--- start of MATERIALS PROVIDED ---

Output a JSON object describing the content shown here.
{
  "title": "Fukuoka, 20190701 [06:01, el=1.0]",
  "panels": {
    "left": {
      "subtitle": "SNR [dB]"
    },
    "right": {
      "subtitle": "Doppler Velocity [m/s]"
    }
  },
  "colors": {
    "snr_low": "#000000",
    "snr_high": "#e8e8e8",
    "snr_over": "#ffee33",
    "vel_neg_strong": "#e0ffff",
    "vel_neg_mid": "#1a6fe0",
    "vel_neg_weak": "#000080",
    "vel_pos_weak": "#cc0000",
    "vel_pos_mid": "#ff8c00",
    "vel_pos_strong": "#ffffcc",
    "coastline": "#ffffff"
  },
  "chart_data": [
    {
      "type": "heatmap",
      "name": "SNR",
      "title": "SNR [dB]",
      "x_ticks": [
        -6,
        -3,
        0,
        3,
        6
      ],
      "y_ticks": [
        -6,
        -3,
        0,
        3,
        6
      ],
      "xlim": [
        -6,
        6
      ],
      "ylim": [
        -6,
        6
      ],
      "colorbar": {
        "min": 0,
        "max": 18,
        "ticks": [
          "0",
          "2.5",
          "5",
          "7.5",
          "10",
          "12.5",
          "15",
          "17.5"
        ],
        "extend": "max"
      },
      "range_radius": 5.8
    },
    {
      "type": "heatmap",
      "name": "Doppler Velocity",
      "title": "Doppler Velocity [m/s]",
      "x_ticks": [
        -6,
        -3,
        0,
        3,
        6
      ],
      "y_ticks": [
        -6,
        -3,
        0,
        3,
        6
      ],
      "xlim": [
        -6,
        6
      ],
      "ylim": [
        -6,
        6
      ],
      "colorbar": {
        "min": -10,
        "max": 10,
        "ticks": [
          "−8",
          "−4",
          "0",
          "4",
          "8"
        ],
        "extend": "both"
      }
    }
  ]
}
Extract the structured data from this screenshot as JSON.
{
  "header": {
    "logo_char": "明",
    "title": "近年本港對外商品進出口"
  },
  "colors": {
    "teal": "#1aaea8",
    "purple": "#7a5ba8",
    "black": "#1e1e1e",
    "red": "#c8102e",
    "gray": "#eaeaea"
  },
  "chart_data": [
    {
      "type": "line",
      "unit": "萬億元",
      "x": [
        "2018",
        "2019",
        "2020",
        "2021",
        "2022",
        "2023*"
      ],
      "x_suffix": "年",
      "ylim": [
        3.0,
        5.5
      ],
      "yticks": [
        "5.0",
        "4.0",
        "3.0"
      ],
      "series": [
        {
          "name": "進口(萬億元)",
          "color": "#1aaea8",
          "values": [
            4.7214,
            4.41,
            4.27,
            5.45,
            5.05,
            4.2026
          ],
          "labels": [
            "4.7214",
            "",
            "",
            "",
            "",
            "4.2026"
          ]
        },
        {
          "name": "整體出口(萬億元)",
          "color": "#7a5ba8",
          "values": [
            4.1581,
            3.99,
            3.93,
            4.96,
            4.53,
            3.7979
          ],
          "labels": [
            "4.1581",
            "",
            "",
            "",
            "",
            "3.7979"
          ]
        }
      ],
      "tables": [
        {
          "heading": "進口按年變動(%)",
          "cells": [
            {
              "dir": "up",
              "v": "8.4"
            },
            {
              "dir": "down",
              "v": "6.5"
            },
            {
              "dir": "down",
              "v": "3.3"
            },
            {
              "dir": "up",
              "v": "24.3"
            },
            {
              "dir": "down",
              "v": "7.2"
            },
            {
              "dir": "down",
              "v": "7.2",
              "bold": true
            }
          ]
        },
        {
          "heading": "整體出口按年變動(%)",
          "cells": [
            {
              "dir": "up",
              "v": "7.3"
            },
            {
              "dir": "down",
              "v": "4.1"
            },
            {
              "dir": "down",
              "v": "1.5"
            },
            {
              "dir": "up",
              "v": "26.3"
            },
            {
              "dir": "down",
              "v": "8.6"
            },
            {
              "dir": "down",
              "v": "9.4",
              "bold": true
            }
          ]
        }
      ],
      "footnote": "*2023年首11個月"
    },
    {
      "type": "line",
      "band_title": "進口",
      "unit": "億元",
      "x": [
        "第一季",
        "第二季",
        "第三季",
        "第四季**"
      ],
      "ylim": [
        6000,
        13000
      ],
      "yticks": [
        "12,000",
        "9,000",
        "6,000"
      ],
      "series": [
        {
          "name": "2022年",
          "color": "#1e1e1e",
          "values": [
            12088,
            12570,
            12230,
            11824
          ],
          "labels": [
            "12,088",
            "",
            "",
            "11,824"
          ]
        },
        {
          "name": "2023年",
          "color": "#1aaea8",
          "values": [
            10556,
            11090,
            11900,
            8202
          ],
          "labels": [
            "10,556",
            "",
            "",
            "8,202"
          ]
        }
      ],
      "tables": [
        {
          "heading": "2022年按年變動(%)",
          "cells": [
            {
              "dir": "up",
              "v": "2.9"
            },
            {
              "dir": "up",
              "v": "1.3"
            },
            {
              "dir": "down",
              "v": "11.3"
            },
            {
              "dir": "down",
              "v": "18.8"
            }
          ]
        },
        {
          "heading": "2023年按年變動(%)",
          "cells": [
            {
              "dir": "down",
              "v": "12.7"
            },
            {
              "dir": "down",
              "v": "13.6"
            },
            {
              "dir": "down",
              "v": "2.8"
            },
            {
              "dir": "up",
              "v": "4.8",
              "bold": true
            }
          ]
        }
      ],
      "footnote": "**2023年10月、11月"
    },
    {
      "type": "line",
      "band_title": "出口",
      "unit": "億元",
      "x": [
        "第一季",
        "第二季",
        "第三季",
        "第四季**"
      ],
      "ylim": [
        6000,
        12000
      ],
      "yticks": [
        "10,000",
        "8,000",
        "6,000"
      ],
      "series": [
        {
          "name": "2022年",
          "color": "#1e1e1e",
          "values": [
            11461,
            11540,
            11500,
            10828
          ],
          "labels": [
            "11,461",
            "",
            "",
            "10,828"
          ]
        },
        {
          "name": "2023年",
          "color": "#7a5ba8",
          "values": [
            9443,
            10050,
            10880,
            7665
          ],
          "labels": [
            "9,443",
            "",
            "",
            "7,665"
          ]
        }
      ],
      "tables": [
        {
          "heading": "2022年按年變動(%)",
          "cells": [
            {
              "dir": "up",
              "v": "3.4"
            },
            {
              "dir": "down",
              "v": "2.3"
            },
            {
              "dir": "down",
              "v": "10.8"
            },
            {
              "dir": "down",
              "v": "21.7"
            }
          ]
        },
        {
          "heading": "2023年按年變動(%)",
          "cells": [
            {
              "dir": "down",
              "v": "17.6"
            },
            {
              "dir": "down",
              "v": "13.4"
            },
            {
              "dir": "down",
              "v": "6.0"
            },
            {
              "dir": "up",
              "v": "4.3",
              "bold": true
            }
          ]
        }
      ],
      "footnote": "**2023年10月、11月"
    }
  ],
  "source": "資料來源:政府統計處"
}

--- end of MATERIALS PROVIDED ---

WRITTEN EXERCISE. Restate the data above word for word, please.

RESULT.
Output a JSON object describing the content shown here.
{
  "title": "Fukuoka, 20190701 [06:01, el=1.0]",
  "panels": {
    "left": {
      "subtitle": "SNR [dB]"
    },
    "right": {
      "subtitle": "Doppler Velocity [m/s]"
    }
  },
  "colors": {
    "snr_low": "#000000",
    "snr_high": "#e8e8e8",
    "snr_over": "#ffee33",
    "vel_neg_strong": "#e0ffff",
    "vel_neg_mid": "#1a6fe0",
    "vel_neg_weak": "#000080",
    "vel_pos_weak": "#cc0000",
    "vel_pos_mid": "#ff8c00",
    "vel_pos_strong": "#ffffcc",
    "coastline": "#ffffff"
  },
  "chart_data": [
    {
      "type": "heatmap",
      "name": "SNR",
      "title": "SNR [dB]",
      "x_ticks": [
        -6,
        -3,
        0,
        3,
        6
      ],
      "y_ticks": [
        -6,
        -3,
        0,
        3,
        6
      ],
      "xlim": [
        -6,
        6
      ],
      "ylim": [
        -6,
        6
      ],
      "colorbar": {
        "min": 0,
        "max": 18,
        "ticks": [
          "0",
          "2.5",
          "5",
          "7.5",
          "10",
          "12.5",
          "15",
          "17.5"
        ],
        "extend": "max"
      },
      "range_radius": 5.8
    },
    {
      "type": "heatmap",
      "name": "Doppler Velocity",
      "title": "Doppler Velocity [m/s]",
      "x_ticks": [
        -6,
        -3,
        0,
        3,
        6
      ],
      "y_ticks": [
        -6,
        -3,
        0,
        3,
        6
      ],
      "xlim": [
        -6,
        6
      ],
      "ylim": [
        -6,
        6
      ],
      "colorbar": {
        "min": -10,
        "max": 10,
        "ticks": [
          "−8",
          "−4",
          "0",
          "4",
          "8"
        ],
        "extend": "both"
      }
    }
  ]
}
Extract the structured data from this screenshot as JSON.
{
  "header": {
    "logo_char": "明",
    "title": "近年本港對外商品進出口"
  },
  "colors": {
    "teal": "#1aaea8",
    "purple": "#7a5ba8",
    "black": "#1e1e1e",
    "red": "#c8102e",
    "gray": "#eaeaea"
  },
  "chart_data": [
    {
      "type": "line",
      "unit": "萬億元",
      "x": [
        "2018",
        "2019",
        "2020",
        "2021",
        "2022",
        "2023*"
      ],
      "x_suffix": "年",
      "ylim": [
        3.0,
        5.5
      ],
      "yticks": [
        "5.0",
        "4.0",
        "3.0"
      ],
      "series": [
        {
          "name": "進口(萬億元)",
          "color": "#1aaea8",
          "values": [
            4.7214,
            4.41,
            4.27,
            5.45,
            5.05,
            4.2026
          ],
          "labels": [
            "4.7214",
            "",
            "",
            "",
            "",
            "4.2026"
          ]
        },
        {
          "name": "整體出口(萬億元)",
          "color": "#7a5ba8",
          "values": [
            4.1581,
            3.99,
            3.93,
            4.96,
            4.53,
            3.7979
          ],
          "labels": [
            "4.1581",
            "",
            "",
            "",
            "",
            "3.7979"
          ]
        }
      ],
      "tables": [
        {
          "heading": "進口按年變動(%)",
          "cells": [
            {
              "dir": "up",
              "v": "8.4"
            },
            {
              "dir": "down",
              "v": "6.5"
            },
            {
              "dir": "down",
              "v": "3.3"
            },
            {
              "dir": "up",
              "v": "24.3"
            },
            {
              "dir": "down",
              "v": "7.2"
            },
            {
              "dir": "down",
              "v": "7.2",
              "bold": true
            }
          ]
        },
        {
          "heading": "整體出口按年變動(%)",
          "cells": [
            {
              "dir": "up",
              "v": "7.3"
            },
            {
              "dir": "down",
              "v": "4.1"
            },
            {
              "dir": "down",
              "v": "1.5"
            },
            {
              "dir": "up",
              "v": "26.3"
            },
            {
              "dir": "down",
              "v": "8.6"
            },
            {
              "dir": "down",
              "v": "9.4",
              "bold": true
            }
          ]
        }
      ],
      "footnote": "*2023年首11個月"
    },
    {
      "type": "line",
      "band_title": "進口",
      "unit": "億元",
      "x": [
        "第一季",
        "第二季",
        "第三季",
        "第四季**"
      ],
      "ylim": [
        6000,
        13000
      ],
      "yticks": [
        "12,000",
        "9,000",
        "6,000"
      ],
      "series": [
        {
          "name": "2022年",
          "color": "#1e1e1e",
          "values": [
            12088,
            12570,
            12230,
            11824
          ],
          "labels": [
            "12,088",
            "",
            "",
            "11,824"
          ]
        },
        {
          "name": "2023年",
          "color": "#1aaea8",
          "values": [
            10556,
            11090,
            11900,
            8202
          ],
          "labels": [
            "10,556",
            "",
            "",
            "8,202"
          ]
        }
      ],
      "tables": [
        {
          "heading": "2022年按年變動(%)",
          "cells": [
            {
              "dir": "up",
              "v": "2.9"
            },
            {
              "dir": "up",
              "v": "1.3"
            },
            {
              "dir": "down",
              "v": "11.3"
            },
            {
              "dir": "down",
              "v": "18.8"
            }
          ]
        },
        {
          "heading": "2023年按年變動(%)",
          "cells": [
            {
              "dir": "down",
              "v": "12.7"
            },
            {
              "dir": "down",
              "v": "13.6"
            },
            {
              "dir": "down",
              "v": "2.8"
            },
            {
              "dir": "up",
              "v": "4.8",
              "bold": true
            }
          ]
        }
      ],
      "footnote": "**2023年10月、11月"
    },
    {
      "type": "line",
      "band_title": "出口",
      "unit": "億元",
      "x": [
        "第一季",
        "第二季",
        "第三季",
        "第四季**"
      ],
      "ylim": [
        6000,
        12000
      ],
      "yticks": [
        "10,000",
        "8,000",
        "6,000"
      ],
      "series": [
        {
          "name": "2022年",
          "color": "#1e1e1e",
          "values": [
            11461,
            11540,
            11500,
            10828
          ],
          "labels": [
            "11,461",
            "",
            "",
            "10,828"
          ]
        },
        {
          "name": "2023年",
          "color": "#7a5ba8",
          "values": [
            9443,
            10050,
            10880,
            7665
          ],
          "labels": [
            "9,443",
            "",
            "",
            "7,665"
          ]
        }
      ],
      "tables": [
        {
          "heading": "2022年按年變動(%)",
          "cells": [
            {
              "dir": "up",
              "v": "3.4"
            },
            {
              "dir": "down",
              "v": "2.3"
            },
            {
              "dir": "down",
              "v": "10.8"
            },
            {
              "dir": "down",
              "v": "21.7"
            }
          ]
        },
        {
          "heading": "2023年按年變動(%)",
          "cells": [
            {
              "dir": "down",
              "v": "17.6"
            },
            {
              "dir": "down",
              "v": "13.4"
            },
            {
              "dir": "down",
              "v": "6.0"
            },
            {
              "dir": "up",
              "v": "4.3",
              "bold": true
            }
          ]
        }
      ],
      "footnote": "**2023年10月、11月"
    }
  ],
  "source": "資料來源:政府統計處"
}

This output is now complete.